* Task prompt *
Show every line of the records below that contains the word "Dashboard".

* Records to process *
────────────────

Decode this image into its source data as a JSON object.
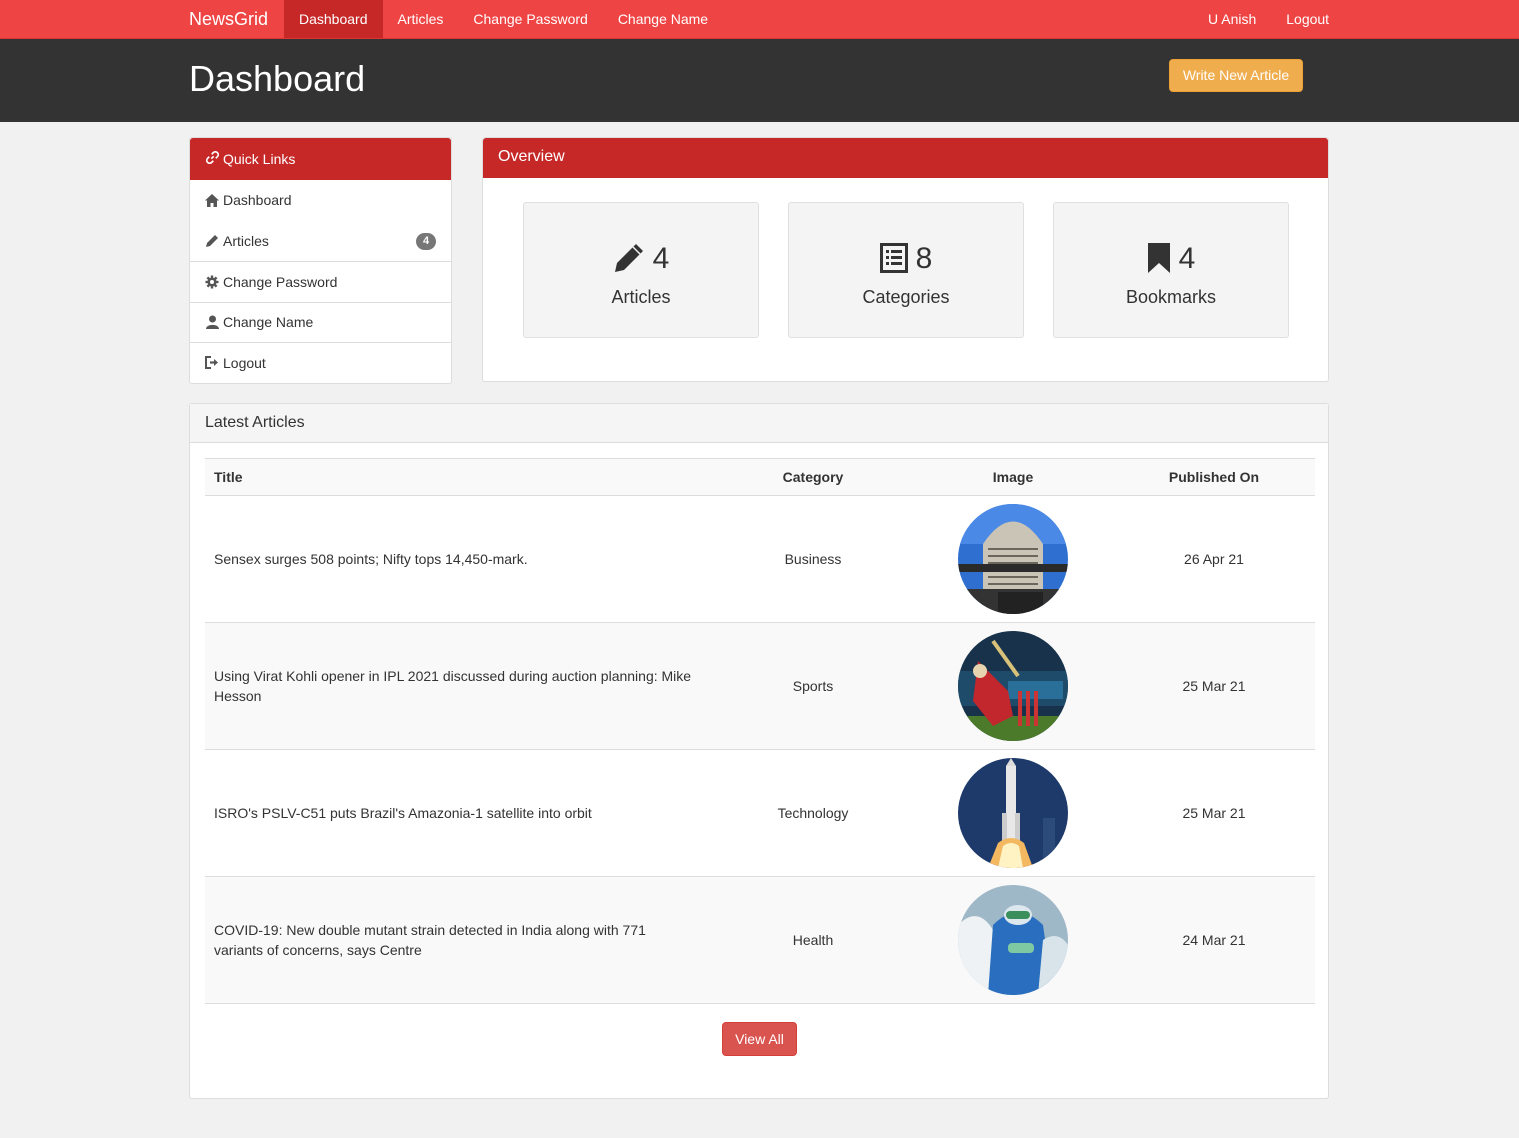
{
  "navbar": {
    "brand": "NewsGrid",
    "links": [
      "Dashboard",
      "Articles",
      "Change Password",
      "Change Name"
    ],
    "user": "U Anish",
    "logout": "Logout"
  },
  "header": {
    "title": "Dashboard",
    "write_button": "Write New Article"
  },
  "quick_links": {
    "title": "Quick Links",
    "items": [
      {
        "label": "Dashboard",
        "icon": "home-icon"
      },
      {
        "label": "Articles",
        "icon": "pencil-icon",
        "badge": "4"
      },
      {
        "label": "Change Password",
        "icon": "gear-icon"
      },
      {
        "label": "Change Name",
        "icon": "user-icon"
      },
      {
        "label": "Logout",
        "icon": "logout-icon"
      }
    ]
  },
  "overview": {
    "title": "Overview",
    "cards": [
      {
        "count": "4",
        "label": "Articles",
        "icon": "pencil-icon"
      },
      {
        "count": "8",
        "label": "Categories",
        "icon": "list-icon"
      },
      {
        "count": "4",
        "label": "Bookmarks",
        "icon": "bookmark-icon"
      }
    ]
  },
  "latest": {
    "title": "Latest Articles",
    "columns": [
      "Title",
      "Category",
      "Image",
      "Published On"
    ],
    "rows": [
      {
        "title": "Sensex surges 508 points; Nifty tops 14,450-mark.",
        "category": "Business",
        "date": "26 Apr 21"
      },
      {
        "title": "Using Virat Kohli opener in IPL 2021 discussed during auction planning: Mike Hesson",
        "category": "Sports",
        "date": "25 Mar 21"
      },
      {
        "title": "ISRO's PSLV-C51 puts Brazil's Amazonia-1 satellite into orbit",
        "category": "Technology",
        "date": "25 Mar 21"
      },
      {
        "title": "COVID-19: New double mutant strain detected in India along with 771 variants of concerns, says Centre",
        "category": "Health",
        "date": "24 Mar 21"
      }
    ],
    "view_all": "View All"
  },
  "colors": {
    "navbar": "#ef4444",
    "accent": "#c62828",
    "header": "#333333",
    "warning": "#f0ad4e",
    "danger": "#d9534f"
  }
}
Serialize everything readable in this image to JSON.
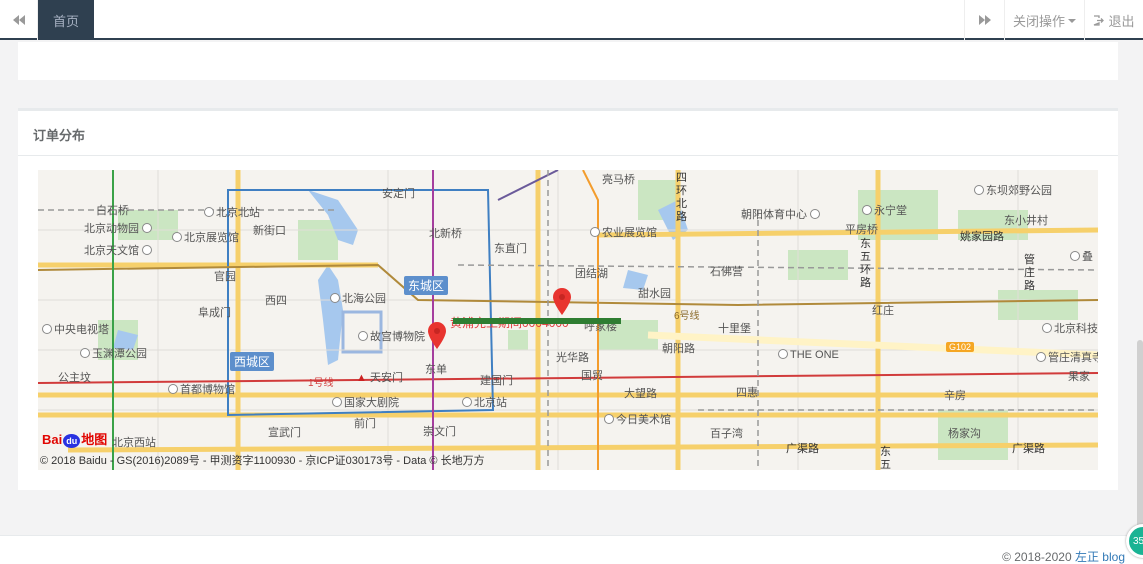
{
  "topbar": {
    "active_tab": "首页",
    "close_ops": "关闭操作",
    "logout": "退出"
  },
  "panel": {
    "title": "订单分布"
  },
  "map": {
    "districts": [
      "东城区",
      "西城区"
    ],
    "places": [
      {
        "label": "白石桥"
      },
      {
        "label": "北京北站"
      },
      {
        "label": "北京动物园"
      },
      {
        "label": "北京展览馆"
      },
      {
        "label": "新街口"
      },
      {
        "label": "北京天文馆"
      },
      {
        "label": "安定门"
      },
      {
        "label": "北新桥"
      },
      {
        "label": "东直门"
      },
      {
        "label": "亮马桥"
      },
      {
        "label": "农业展览馆"
      },
      {
        "label": "朝阳体育中心"
      },
      {
        "label": "永宁堂"
      },
      {
        "label": "东坝郊野公园"
      },
      {
        "label": "东小井村"
      },
      {
        "label": "平房桥"
      },
      {
        "label": "姚家园路"
      },
      {
        "label": "官园"
      },
      {
        "label": "团结湖"
      },
      {
        "label": "石佛营"
      },
      {
        "label": "管庄路"
      },
      {
        "label": "叠"
      },
      {
        "label": "阜成门"
      },
      {
        "label": "西四"
      },
      {
        "label": "北海公园"
      },
      {
        "label": "甜水园"
      },
      {
        "label": "红庄"
      },
      {
        "label": "中央电视塔"
      },
      {
        "label": "故宫博物院"
      },
      {
        "label": "十里堡"
      },
      {
        "label": "北京科技"
      },
      {
        "label": "玉渊潭公园"
      },
      {
        "label": "朝阳路"
      },
      {
        "label": "东单"
      },
      {
        "label": "光华路"
      },
      {
        "label": "管庄清真寺"
      },
      {
        "label": "公主坟"
      },
      {
        "label": "首都博物馆"
      },
      {
        "label": "天安门"
      },
      {
        "label": "建国门"
      },
      {
        "label": "国贸"
      },
      {
        "label": "THE ONE"
      },
      {
        "label": "果家"
      },
      {
        "label": "国家大剧院"
      },
      {
        "label": "北京站"
      },
      {
        "label": "大望路"
      },
      {
        "label": "四惠"
      },
      {
        "label": "辛房"
      },
      {
        "label": "前门"
      },
      {
        "label": "今日美术馆"
      },
      {
        "label": "北京西站"
      },
      {
        "label": "宣武门"
      },
      {
        "label": "崇文门"
      },
      {
        "label": "百子湾"
      },
      {
        "label": "广渠路"
      },
      {
        "label": "杨家沟"
      },
      {
        "label": "广渠路"
      },
      {
        "label": "1号线"
      },
      {
        "label": "6号线"
      },
      {
        "label": "G102"
      },
      {
        "label": "呼家楼"
      }
    ],
    "road_labels": [
      "四环北路",
      "东五环路",
      "东五"
    ],
    "marker_caption": "黄浦完工期间0004000",
    "baidu_logo": [
      "Bai",
      "du",
      "地图"
    ],
    "copyright": "© 2018 Baidu - GS(2016)2089号 - 甲测资字1100930 - 京ICP证030173号 - Data © 长地万方"
  },
  "footer": {
    "copyright": "© 2018-2020 ",
    "link": "左正 blog"
  },
  "badge": "35"
}
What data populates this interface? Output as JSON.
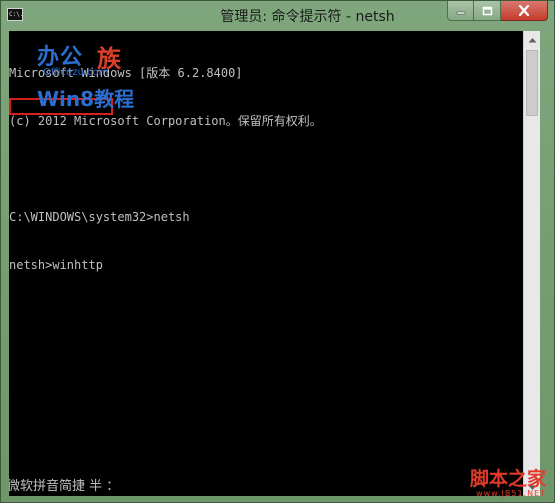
{
  "window": {
    "title": "管理员: 命令提示符 - netsh",
    "icon_label": "C:\\."
  },
  "console": {
    "lines": [
      "Microsoft Windows [版本 6.2.8400]",
      "(c) 2012 Microsoft Corporation。保留所有权利。",
      "",
      "C:\\WINDOWS\\system32>netsh",
      "netsh>winhttp"
    ],
    "ime_status": "微软拼音简捷 半 ："
  },
  "watermarks": {
    "logo_main": "办公",
    "logo_zu": "族",
    "logo_url": "Officezu.com",
    "logo_win8": "Win8教程",
    "jb_main": "脚本之家",
    "jb_url": "www.JB51.NET"
  },
  "colors": {
    "highlight": "#d62020",
    "console_bg": "#000000",
    "console_text": "#c0c0c0"
  }
}
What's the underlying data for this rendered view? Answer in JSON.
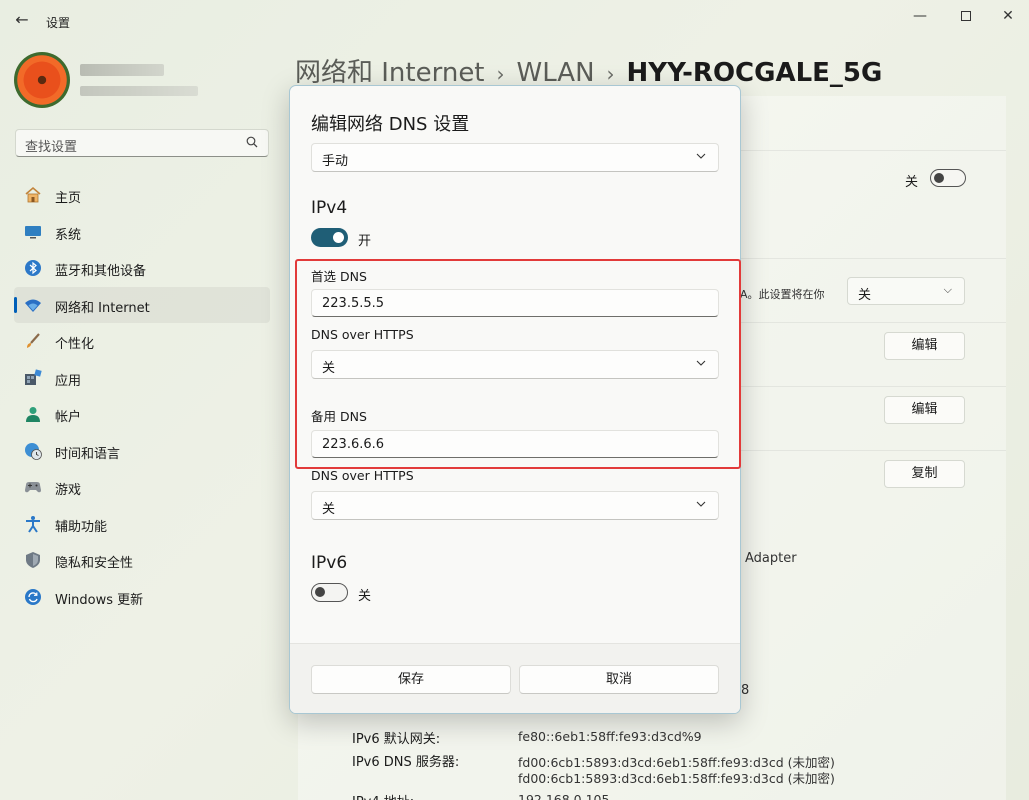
{
  "window": {
    "title": "设置",
    "back_glyph": "←",
    "minimize_glyph": "—",
    "close_glyph": "✕"
  },
  "sidebar": {
    "search_placeholder": "查找设置",
    "items": [
      {
        "label": "主页",
        "icon": "home-icon",
        "active": false
      },
      {
        "label": "系统",
        "icon": "monitor-icon",
        "active": false
      },
      {
        "label": "蓝牙和其他设备",
        "icon": "bluetooth-icon",
        "active": false
      },
      {
        "label": "网络和 Internet",
        "icon": "wifi-icon",
        "active": true
      },
      {
        "label": "个性化",
        "icon": "brush-icon",
        "active": false
      },
      {
        "label": "应用",
        "icon": "apps-icon",
        "active": false
      },
      {
        "label": "帐户",
        "icon": "person-icon",
        "active": false
      },
      {
        "label": "时间和语言",
        "icon": "globe-clock-icon",
        "active": false
      },
      {
        "label": "游戏",
        "icon": "gamepad-icon",
        "active": false
      },
      {
        "label": "辅助功能",
        "icon": "accessibility-icon",
        "active": false
      },
      {
        "label": "隐私和安全性",
        "icon": "shield-icon",
        "active": false
      },
      {
        "label": "Windows 更新",
        "icon": "update-icon",
        "active": false
      }
    ]
  },
  "breadcrumb": {
    "items": [
      "网络和 Internet",
      "WLAN",
      "HYY-ROCGALE_5G"
    ],
    "separator": "›"
  },
  "background": {
    "toggle_label": "关",
    "note_text": "A。此设置将在你",
    "select_value": "关",
    "buttons": [
      "编辑",
      "编辑",
      "复制"
    ],
    "adapter_text": "Adapter",
    "fragment_text": "8",
    "properties": [
      {
        "label": "IPv6 默认网关:",
        "value": "fe80::6eb1:58ff:fe93:d3cd%9"
      },
      {
        "label": "IPv6 DNS 服务器:",
        "value": "fd00:6cb1:5893:d3cd:6eb1:58ff:fe93:d3cd (未加密)",
        "value2": "fd00:6cb1:5893:d3cd:6eb1:58ff:fe93:d3cd (未加密)"
      },
      {
        "label": "IPv4 地址:",
        "value": "192.168.0.105"
      }
    ]
  },
  "dialog": {
    "title": "编辑网络 DNS 设置",
    "mode_value": "手动",
    "ipv4": {
      "heading": "IPv4",
      "toggle_label": "开",
      "preferred_label": "首选 DNS",
      "preferred_value": "223.5.5.5",
      "doh1_label": "DNS over HTTPS",
      "doh1_value": "关",
      "alternate_label": "备用 DNS",
      "alternate_value": "223.6.6.6",
      "doh2_label": "DNS over HTTPS",
      "doh2_value": "关"
    },
    "ipv6": {
      "heading": "IPv6",
      "toggle_label": "关"
    },
    "save_label": "保存",
    "cancel_label": "取消"
  },
  "colors": {
    "accent": "#1f5e76",
    "highlight": "#e23a3a",
    "nav_indicator": "#005fb8"
  }
}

────────────────

* Response to this task *
      "Dashboard",
    "title": "Dashboard",
        "label": "Dashboard",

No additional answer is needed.